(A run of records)
------------------------------

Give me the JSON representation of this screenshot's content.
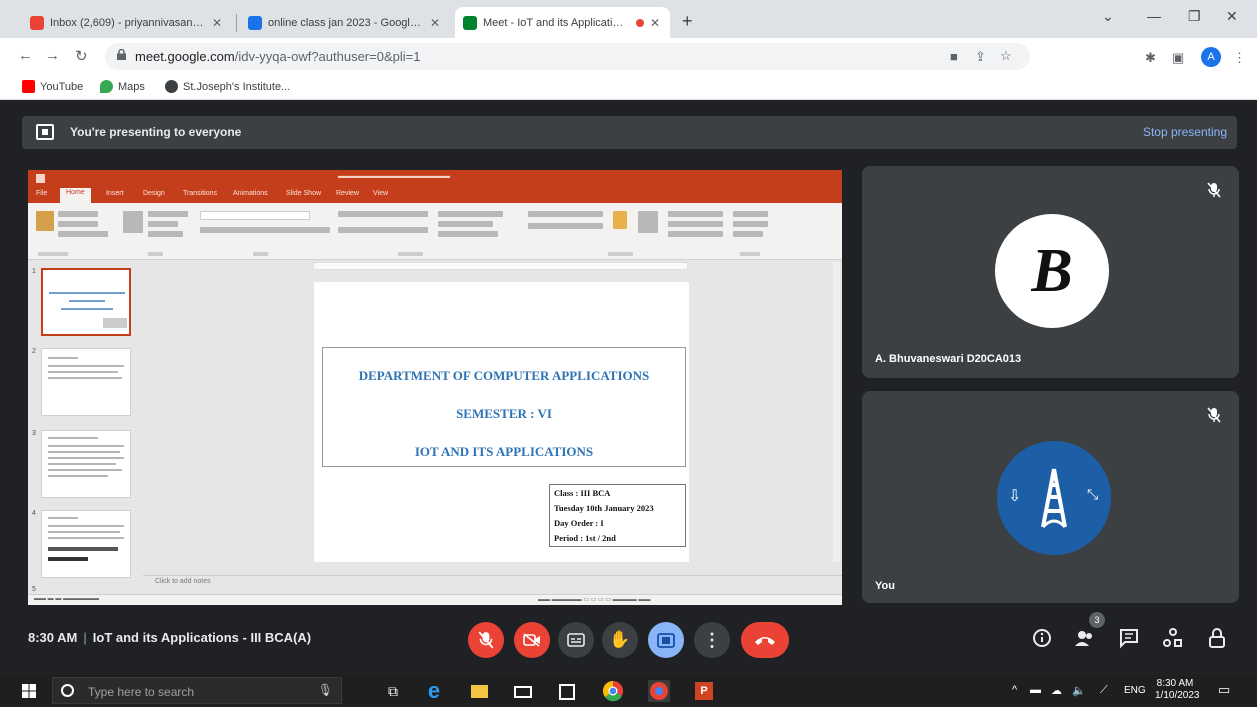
{
  "browser": {
    "tabs": [
      {
        "title": "Inbox (2,609) - priyannivasan0…",
        "favicon_color": "#ea4335",
        "active": false
      },
      {
        "title": "online class jan 2023 - Google D…",
        "favicon_color": "#1a73e8",
        "active": false
      },
      {
        "title": "Meet - IoT and its Applicati…",
        "favicon_color": "#00832d",
        "active": true
      }
    ],
    "new_tab_glyph": "+",
    "url_host": "meet.google.com",
    "url_path": "/idv-yyqa-owf?authuser=0&pli=1",
    "profile_initial": "A",
    "bookmarks": [
      "YouTube",
      "Maps",
      "St.Joseph's Institute..."
    ],
    "bookmark_colors": [
      "#ff0000",
      "#34a853",
      "#3c4043"
    ]
  },
  "meet": {
    "banner_text": "You're presenting to everyone",
    "stop_presenting": "Stop presenting",
    "meeting_time": "8:30 AM",
    "meeting_separator": "|",
    "meeting_title": "IoT and its Applications - III BCA(A)",
    "participant_count": "3",
    "participants": [
      {
        "name": "A. Bhuvaneswari D20CA013",
        "avatar_letter": "B"
      },
      {
        "name": "You",
        "avatar_letter": "A"
      }
    ],
    "controls": [
      "mic-off",
      "camera-off",
      "captions",
      "raise-hand",
      "present",
      "more-options",
      "leave-call"
    ],
    "right_controls": [
      "meeting-details",
      "people",
      "chat",
      "activities",
      "host-controls"
    ]
  },
  "powerpoint": {
    "tabs": [
      "File",
      "Home",
      "Insert",
      "Design",
      "Transitions",
      "Animations",
      "Slide Show",
      "Review",
      "View"
    ],
    "slide_numbers": [
      "1",
      "2",
      "3",
      "4",
      "5"
    ],
    "notes_placeholder": "Click to add notes",
    "slide": {
      "line1": "DEPARTMENT OF COMPUTER APPLICATIONS",
      "line2": "SEMESTER : VI",
      "line3": "IOT AND ITS APPLICATIONS",
      "info": [
        "Class : III BCA",
        "Tuesday  10th January 2023",
        "Day Order : I",
        "Period : 1st / 2nd"
      ]
    }
  },
  "taskbar": {
    "search_placeholder": "Type here to search",
    "language": "ENG",
    "time": "8:30 AM",
    "date": "1/10/2023"
  }
}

------------------------------

* EXERCISE REQUIREMENTS
In the material above, find the lines that contain "presenting" and show them.

* TASK SOLUTION
    "banner_text": "You're presenting to everyone",
    "stop_presenting": "Stop presenting",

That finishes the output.